To do
All of the data must be printed exactly; please include every line.

───── Excerpted data ─────

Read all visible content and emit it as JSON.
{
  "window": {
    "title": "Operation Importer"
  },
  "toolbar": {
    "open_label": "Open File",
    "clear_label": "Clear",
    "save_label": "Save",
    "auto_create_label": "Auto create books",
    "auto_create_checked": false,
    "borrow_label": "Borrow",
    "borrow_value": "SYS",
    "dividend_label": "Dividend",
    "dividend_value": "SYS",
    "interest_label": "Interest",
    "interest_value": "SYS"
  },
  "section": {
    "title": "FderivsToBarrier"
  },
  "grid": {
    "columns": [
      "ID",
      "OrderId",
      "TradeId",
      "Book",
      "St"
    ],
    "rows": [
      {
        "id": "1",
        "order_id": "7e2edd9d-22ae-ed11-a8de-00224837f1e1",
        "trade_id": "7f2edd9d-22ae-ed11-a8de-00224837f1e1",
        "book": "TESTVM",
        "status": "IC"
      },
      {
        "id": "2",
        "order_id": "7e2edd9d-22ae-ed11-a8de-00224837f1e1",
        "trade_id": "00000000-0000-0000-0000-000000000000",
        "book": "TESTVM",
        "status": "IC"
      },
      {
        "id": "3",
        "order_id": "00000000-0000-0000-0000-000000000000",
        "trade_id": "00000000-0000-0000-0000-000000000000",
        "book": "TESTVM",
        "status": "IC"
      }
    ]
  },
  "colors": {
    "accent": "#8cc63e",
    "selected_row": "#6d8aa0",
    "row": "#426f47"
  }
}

─────

Right answer
Read all visible content and emit it as JSON.
{
  "window": {
    "title": "Operation Importer"
  },
  "toolbar": {
    "open_label": "Open File",
    "clear_label": "Clear",
    "save_label": "Save",
    "auto_create_label": "Auto create books",
    "auto_create_checked": false,
    "borrow_label": "Borrow",
    "borrow_value": "SYS",
    "dividend_label": "Dividend",
    "dividend_value": "SYS",
    "interest_label": "Interest",
    "interest_value": "SYS"
  },
  "section": {
    "title": "FderivsToBarrier"
  },
  "grid": {
    "columns": [
      "ID",
      "OrderId",
      "TradeId",
      "Book",
      "St"
    ],
    "rows": [
      {
        "id": "1",
        "order_id": "7e2edd9d-22ae-ed11-a8de-00224837f1e1",
        "trade_id": "7f2edd9d-22ae-ed11-a8de-00224837f1e1",
        "book": "TESTVM",
        "status": "IC"
      },
      {
        "id": "2",
        "order_id": "7e2edd9d-22ae-ed11-a8de-00224837f1e1",
        "trade_id": "00000000-0000-0000-0000-000000000000",
        "book": "TESTVM",
        "status": "IC"
      },
      {
        "id": "3",
        "order_id": "00000000-0000-0000-0000-000000000000",
        "trade_id": "00000000-0000-0000-0000-000000000000",
        "book": "TESTVM",
        "status": "IC"
      }
    ]
  },
  "colors": {
    "accent": "#8cc63e",
    "selected_row": "#6d8aa0",
    "row": "#426f47"
  }
}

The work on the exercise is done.